==== Extract provided
Inventors: Cheng-Shu Peng; Ming-Chih Chen
Original assignee: Amulaire Thermal Tech Inc
Current assignee: Amulaire Thermal Tech Inc
Priority date: 2022-02-11
Filing date: 2022-02-11
Publication date: 2023-08-17

Abstract

A two-phase immersion-type heat dissipation substrate structure which is used for contacting a heat generating element provided. The two-phase immersion-type heat dissipation substrate structure includes an immersion-type heat dissipation substrate and a fin assembly. The immersion-type heat dissipation substrate has a front side and a back side that is opposite to the front side, the back side is used for contacting the heat generating element, and the front side has the fin assembly arranged thereon. The fin assembly includes a plurality of fins that are perpendicular to the front side, and the front side and the back side are not parallel to each other, so that an extension direction of each of the plurality of fins is neither perpendicular to nor parallel to a direction along which vapor bubbles escape.

Description

FIELD OF THE DISCLOSURE

The present disclosure relates to a heat dissipation substrate structure, and more particularly to a two-phase immersion-type heat dissipation substrate structure.

BACKGROUND OF THE DISCLOSURE

An immersion cooling technology is to directly immerse heat generating elements (such as servers and disk arrays) into a coolant that is non-conductive, and heat generated from operation of the heat generating elements is removed through an endothermic gasification process of the coolant. Therefore, how to dissipate heat more effectively through the immersion cooling technology has long been an issue to be addressed in the industry.

SUMMARY OF THE DISCLOSURE

In response to the above-referenced technical inadequacy, the present disclosure provides a two-phase immersion-type heat dissipation substrate structure.
========
==== Data rows
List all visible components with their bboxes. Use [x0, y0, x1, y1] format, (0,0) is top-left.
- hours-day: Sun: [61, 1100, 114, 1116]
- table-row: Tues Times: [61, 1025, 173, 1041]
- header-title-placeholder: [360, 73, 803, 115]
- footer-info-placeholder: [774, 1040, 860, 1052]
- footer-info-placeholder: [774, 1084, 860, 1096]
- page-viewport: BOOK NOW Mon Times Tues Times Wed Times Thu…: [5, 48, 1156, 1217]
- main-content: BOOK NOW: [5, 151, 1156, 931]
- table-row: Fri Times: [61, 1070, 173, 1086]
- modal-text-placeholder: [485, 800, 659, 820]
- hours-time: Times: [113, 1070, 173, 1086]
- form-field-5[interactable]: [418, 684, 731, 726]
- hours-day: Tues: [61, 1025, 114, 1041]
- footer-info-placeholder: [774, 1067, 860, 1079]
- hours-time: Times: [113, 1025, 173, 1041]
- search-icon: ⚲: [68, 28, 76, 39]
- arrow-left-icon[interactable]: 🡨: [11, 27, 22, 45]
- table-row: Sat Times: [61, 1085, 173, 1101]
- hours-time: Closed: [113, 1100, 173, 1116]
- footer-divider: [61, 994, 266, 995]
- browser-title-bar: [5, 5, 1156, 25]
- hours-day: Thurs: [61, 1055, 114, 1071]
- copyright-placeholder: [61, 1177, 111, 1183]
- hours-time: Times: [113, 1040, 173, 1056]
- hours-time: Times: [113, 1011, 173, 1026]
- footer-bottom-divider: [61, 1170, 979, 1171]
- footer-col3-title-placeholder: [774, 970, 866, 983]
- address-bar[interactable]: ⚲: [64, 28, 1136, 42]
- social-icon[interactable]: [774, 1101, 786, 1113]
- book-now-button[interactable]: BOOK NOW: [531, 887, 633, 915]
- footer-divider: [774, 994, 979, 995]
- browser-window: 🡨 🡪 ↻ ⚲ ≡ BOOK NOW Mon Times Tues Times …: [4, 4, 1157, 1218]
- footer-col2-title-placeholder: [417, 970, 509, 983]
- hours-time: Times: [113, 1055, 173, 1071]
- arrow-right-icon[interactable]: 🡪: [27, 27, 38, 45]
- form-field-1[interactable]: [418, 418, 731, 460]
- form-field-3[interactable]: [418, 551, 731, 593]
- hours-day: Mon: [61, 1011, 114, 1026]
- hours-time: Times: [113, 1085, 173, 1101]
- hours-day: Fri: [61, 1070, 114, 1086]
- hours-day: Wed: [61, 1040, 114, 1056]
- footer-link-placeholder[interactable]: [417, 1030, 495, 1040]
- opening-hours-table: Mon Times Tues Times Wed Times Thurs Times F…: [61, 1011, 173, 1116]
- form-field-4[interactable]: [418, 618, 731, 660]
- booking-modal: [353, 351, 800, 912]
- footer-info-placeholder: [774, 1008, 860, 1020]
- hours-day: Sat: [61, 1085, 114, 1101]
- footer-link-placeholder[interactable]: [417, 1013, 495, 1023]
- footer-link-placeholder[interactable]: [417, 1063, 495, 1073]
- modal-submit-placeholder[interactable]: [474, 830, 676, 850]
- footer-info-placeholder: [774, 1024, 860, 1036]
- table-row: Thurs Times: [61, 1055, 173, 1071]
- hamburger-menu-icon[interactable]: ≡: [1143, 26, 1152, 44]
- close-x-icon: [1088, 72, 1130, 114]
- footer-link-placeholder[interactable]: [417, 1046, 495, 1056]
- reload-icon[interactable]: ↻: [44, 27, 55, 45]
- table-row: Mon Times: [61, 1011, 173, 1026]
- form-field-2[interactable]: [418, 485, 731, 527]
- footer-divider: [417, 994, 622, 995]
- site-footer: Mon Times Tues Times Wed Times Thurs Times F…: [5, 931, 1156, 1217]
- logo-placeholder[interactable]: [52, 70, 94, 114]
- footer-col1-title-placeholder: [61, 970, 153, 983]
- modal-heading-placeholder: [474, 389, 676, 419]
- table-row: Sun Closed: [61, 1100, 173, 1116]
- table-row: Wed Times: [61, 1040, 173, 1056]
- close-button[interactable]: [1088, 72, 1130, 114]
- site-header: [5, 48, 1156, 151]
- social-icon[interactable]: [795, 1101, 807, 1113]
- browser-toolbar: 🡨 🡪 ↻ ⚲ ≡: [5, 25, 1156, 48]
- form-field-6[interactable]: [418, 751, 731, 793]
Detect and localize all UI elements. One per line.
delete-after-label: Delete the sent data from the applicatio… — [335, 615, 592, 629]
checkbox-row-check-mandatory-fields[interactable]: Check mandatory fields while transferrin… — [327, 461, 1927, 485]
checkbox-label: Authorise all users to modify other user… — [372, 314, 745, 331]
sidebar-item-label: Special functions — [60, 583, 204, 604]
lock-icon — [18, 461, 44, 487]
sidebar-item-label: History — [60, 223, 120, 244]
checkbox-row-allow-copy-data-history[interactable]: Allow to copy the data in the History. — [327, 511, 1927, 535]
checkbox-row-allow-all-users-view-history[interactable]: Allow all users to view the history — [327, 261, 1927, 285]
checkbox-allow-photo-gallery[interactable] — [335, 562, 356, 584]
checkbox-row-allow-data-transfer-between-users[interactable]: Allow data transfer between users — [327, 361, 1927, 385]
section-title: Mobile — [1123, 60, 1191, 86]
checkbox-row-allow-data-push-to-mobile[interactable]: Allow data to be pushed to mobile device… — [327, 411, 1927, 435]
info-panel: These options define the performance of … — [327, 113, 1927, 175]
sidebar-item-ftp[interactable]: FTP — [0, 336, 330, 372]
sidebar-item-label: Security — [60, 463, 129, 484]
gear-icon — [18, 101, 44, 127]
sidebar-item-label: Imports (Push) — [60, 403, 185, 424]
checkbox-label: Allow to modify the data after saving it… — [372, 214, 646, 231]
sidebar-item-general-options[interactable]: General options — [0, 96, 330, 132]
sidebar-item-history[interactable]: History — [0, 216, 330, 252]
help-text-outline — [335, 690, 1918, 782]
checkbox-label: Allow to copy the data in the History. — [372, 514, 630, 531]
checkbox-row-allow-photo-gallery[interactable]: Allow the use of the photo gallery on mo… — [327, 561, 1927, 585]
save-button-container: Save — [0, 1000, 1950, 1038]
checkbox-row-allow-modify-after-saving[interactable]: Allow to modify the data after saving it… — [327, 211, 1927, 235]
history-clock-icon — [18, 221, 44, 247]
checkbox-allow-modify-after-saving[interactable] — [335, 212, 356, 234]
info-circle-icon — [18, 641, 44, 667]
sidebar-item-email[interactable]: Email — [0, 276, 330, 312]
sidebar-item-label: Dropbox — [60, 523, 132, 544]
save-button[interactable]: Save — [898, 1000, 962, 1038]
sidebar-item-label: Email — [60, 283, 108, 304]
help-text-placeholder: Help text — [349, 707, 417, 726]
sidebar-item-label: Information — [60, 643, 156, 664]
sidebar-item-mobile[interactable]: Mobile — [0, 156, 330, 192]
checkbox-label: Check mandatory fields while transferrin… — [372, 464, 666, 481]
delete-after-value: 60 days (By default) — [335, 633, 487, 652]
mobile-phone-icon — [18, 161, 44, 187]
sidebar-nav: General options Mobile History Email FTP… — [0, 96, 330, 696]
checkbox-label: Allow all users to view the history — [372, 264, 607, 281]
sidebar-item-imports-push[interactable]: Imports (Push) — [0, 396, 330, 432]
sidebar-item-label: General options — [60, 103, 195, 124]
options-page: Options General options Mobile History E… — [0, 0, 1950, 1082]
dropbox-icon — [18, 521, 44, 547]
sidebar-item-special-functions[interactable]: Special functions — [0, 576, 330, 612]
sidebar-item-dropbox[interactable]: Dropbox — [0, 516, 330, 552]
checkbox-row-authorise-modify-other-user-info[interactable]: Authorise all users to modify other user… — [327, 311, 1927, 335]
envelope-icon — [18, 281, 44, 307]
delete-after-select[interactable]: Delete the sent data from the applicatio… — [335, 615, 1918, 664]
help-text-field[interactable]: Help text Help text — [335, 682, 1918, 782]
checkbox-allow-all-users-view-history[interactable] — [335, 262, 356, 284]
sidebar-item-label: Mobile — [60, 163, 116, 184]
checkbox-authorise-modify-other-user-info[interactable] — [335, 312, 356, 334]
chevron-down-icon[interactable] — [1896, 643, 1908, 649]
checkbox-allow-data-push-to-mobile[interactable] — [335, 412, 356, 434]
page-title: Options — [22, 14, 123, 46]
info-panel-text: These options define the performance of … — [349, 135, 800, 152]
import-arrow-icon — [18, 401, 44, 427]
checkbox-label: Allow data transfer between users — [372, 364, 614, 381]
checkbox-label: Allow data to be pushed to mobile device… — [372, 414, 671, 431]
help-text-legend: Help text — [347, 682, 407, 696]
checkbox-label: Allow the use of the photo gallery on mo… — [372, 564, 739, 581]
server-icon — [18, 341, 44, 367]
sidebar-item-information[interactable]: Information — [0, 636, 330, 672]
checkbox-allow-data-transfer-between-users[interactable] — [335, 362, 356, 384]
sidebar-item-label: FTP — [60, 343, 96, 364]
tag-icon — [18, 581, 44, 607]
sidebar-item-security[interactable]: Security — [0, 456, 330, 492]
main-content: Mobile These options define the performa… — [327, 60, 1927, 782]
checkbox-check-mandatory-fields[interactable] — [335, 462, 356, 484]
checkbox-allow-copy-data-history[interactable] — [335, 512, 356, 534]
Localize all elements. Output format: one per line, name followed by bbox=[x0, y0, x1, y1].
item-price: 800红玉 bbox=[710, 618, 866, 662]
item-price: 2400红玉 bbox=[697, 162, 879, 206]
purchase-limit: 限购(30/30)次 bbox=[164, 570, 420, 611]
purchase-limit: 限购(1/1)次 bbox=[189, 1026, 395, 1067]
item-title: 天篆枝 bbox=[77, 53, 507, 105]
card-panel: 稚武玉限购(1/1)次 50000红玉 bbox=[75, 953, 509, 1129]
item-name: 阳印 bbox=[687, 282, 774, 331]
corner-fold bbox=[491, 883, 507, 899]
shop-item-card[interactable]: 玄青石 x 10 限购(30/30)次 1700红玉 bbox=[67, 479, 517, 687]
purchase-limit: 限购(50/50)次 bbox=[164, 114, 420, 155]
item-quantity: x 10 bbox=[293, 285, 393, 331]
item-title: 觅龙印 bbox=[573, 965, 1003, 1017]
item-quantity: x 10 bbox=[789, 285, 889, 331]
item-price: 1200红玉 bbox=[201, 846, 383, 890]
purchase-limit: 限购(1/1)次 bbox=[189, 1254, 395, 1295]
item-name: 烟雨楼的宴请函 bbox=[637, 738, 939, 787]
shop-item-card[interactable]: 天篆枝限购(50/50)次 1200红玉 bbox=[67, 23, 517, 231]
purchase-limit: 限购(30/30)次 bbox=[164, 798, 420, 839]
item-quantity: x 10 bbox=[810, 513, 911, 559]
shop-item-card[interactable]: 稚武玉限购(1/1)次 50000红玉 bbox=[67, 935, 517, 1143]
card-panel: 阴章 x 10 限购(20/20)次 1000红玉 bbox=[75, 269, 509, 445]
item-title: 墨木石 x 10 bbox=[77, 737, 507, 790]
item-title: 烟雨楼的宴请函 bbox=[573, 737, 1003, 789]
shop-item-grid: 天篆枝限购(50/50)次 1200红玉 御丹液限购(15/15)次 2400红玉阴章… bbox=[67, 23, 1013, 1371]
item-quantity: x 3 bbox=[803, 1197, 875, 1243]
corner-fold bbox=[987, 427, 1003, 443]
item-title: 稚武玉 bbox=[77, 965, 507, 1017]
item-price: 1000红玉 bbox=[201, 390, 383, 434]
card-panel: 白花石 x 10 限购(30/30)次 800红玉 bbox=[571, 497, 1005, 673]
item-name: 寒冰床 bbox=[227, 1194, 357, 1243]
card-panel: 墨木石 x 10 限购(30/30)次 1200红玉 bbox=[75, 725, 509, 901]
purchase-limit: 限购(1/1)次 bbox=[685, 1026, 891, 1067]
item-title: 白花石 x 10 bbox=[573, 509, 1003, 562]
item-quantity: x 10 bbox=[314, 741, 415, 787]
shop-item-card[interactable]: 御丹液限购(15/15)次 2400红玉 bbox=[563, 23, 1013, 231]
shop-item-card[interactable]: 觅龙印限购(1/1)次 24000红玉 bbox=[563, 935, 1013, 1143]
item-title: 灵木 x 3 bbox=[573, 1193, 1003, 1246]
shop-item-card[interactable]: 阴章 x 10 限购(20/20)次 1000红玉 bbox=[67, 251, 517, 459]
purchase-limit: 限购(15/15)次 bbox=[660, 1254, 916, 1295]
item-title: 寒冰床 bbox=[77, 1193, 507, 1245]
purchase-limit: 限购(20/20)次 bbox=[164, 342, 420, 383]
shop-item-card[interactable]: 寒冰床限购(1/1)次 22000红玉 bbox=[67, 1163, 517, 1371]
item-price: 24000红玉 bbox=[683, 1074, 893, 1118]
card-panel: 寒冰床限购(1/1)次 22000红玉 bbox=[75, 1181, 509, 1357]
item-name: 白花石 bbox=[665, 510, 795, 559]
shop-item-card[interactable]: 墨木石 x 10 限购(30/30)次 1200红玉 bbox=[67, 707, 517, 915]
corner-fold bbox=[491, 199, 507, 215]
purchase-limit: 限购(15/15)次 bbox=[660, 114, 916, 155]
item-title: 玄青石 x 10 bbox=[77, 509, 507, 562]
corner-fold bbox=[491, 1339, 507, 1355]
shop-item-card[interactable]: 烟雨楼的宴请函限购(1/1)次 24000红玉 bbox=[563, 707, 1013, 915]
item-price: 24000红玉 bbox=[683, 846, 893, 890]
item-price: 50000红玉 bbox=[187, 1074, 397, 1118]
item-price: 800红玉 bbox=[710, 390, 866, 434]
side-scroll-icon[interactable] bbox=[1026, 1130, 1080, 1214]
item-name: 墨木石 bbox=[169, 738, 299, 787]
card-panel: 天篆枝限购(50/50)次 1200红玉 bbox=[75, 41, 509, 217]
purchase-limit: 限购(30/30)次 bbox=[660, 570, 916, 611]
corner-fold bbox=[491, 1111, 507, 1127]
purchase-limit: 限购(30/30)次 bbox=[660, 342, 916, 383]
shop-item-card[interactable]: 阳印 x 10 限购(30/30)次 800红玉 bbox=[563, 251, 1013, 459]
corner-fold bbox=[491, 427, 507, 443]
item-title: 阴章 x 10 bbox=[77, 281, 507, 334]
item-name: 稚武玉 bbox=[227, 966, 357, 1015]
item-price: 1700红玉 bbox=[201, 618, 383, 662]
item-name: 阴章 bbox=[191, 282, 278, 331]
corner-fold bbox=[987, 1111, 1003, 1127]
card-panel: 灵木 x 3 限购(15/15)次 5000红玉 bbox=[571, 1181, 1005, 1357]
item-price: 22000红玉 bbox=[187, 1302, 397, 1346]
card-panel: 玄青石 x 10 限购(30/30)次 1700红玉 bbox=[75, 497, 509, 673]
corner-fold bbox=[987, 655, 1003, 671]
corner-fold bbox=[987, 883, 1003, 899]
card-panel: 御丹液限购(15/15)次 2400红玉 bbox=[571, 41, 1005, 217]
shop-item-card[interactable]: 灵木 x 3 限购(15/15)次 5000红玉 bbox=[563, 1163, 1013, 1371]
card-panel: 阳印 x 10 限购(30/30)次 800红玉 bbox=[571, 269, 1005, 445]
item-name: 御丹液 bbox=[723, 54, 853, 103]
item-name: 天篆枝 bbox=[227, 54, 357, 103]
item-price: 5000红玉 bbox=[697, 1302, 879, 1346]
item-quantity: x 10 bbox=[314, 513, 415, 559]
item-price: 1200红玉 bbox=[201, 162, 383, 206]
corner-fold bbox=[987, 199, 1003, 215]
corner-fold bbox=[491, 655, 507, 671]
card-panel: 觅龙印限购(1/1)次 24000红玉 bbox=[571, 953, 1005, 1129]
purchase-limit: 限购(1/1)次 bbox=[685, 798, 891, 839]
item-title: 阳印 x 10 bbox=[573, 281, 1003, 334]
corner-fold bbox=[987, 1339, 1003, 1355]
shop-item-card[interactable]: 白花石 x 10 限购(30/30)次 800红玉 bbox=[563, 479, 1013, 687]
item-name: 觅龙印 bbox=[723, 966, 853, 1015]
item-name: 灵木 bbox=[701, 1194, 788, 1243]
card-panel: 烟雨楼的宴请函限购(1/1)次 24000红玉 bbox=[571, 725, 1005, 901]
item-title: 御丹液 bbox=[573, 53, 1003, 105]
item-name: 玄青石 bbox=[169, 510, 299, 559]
========
Required tasks:
• 1. According to the abstract of the immersion-cooling excerpt, why are the front side and the back side of the substrate not parallel? Answer in one to three sentences.
• 2. Please transcribe the records word for word, from their first line through the line that contains "- social-icon[interactable]: [774, 1101, 786, 1113]".
The excerpt on immersion cooling and the records were taken from separate sources.

Task answers:
• 1. They are not parallel so that each fin, which is perpendicular to the front side, extends in a direction that is neither perpendicular nor parallel to the direction in which vapor bubbles escape.

• 2.
List all visible components with their bboxes. Use [x0, y0, x1, y1] format, (0,0) is top-left.
- hours-day: Sun: [61, 1100, 114, 1116]
- table-row: Tues Times: [61, 1025, 173, 1041]
- header-title-placeholder: [360, 73, 803, 115]
- footer-info-placeholder: [774, 1040, 860, 1052]
- footer-info-placeholder: [774, 1084, 860, 1096]
- page-viewport: BOOK NOW Mon Times Tues Times Wed Times Thu…: [5, 48, 1156, 1217]
- main-content: BOOK NOW: [5, 151, 1156, 931]
- table-row: Fri Times: [61, 1070, 173, 1086]
- modal-text-placeholder: [485, 800, 659, 820]
- hours-time: Times: [113, 1070, 173, 1086]
- form-field-5[interactable]: [418, 684, 731, 726]
- hours-day: Tues: [61, 1025, 114, 1041]
- footer-info-placeholder: [774, 1067, 860, 1079]
- hours-time: Times: [113, 1025, 173, 1041]
- search-icon: ⚲: [68, 28, 76, 39]
- arrow-left-icon[interactable]: 🡨: [11, 27, 22, 45]
- table-row: Sat Times: [61, 1085, 173, 1101]
- hours-time: Closed: [113, 1100, 173, 1116]
- footer-divider: [61, 994, 266, 995]
- browser-title-bar: [5, 5, 1156, 25]
- hours-day: Thurs: [61, 1055, 114, 1071]
- copyright-placeholder: [61, 1177, 111, 1183]
- hours-time: Times: [113, 1040, 173, 1056]
- hours-time: Times: [113, 1011, 173, 1026]
- footer-bottom-divider: [61, 1170, 979, 1171]
- footer-col3-title-placeholder: [774, 970, 866, 983]
- address-bar[interactable]: ⚲: [64, 28, 1136, 42]
- social-icon[interactable]: [774, 1101, 786, 1113]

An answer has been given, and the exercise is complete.